EXERCISE PROMPT: Lift every line from the entries that includes the word "Marijuana".

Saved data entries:
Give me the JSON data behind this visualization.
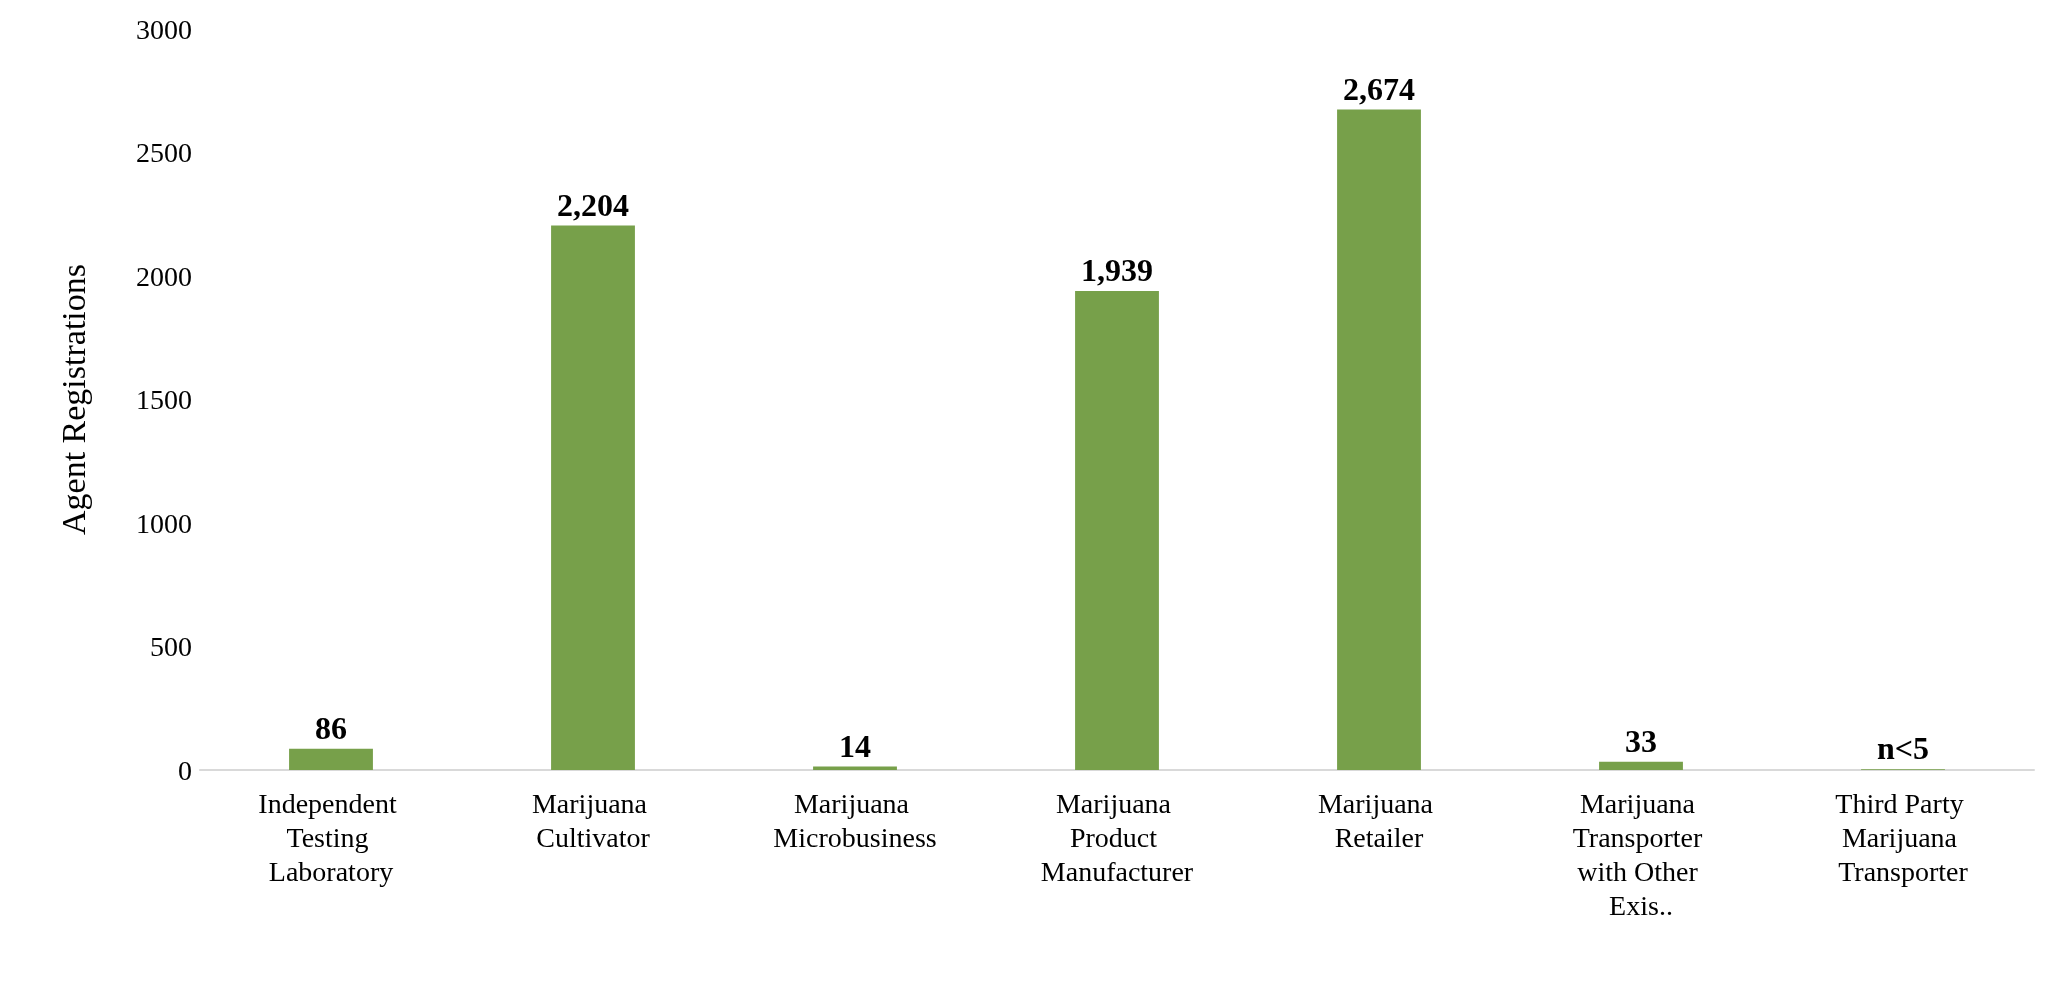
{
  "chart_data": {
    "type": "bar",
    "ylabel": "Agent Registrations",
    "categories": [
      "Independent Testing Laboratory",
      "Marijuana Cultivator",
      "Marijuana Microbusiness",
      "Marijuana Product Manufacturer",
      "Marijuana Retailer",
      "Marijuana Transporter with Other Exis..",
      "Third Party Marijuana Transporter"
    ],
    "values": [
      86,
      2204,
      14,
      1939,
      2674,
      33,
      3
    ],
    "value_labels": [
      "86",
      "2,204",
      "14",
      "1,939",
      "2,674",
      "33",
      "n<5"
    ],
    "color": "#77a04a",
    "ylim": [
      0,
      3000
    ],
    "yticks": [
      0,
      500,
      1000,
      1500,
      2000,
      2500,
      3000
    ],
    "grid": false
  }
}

TASK SOLUTION:
      "Marijuana Cultivator",
      "Marijuana Microbusiness",
      "Marijuana Product Manufacturer",
      "Marijuana Retailer",
      "Marijuana Transporter with Other Exis..",
      "Third Party Marijuana Transporter"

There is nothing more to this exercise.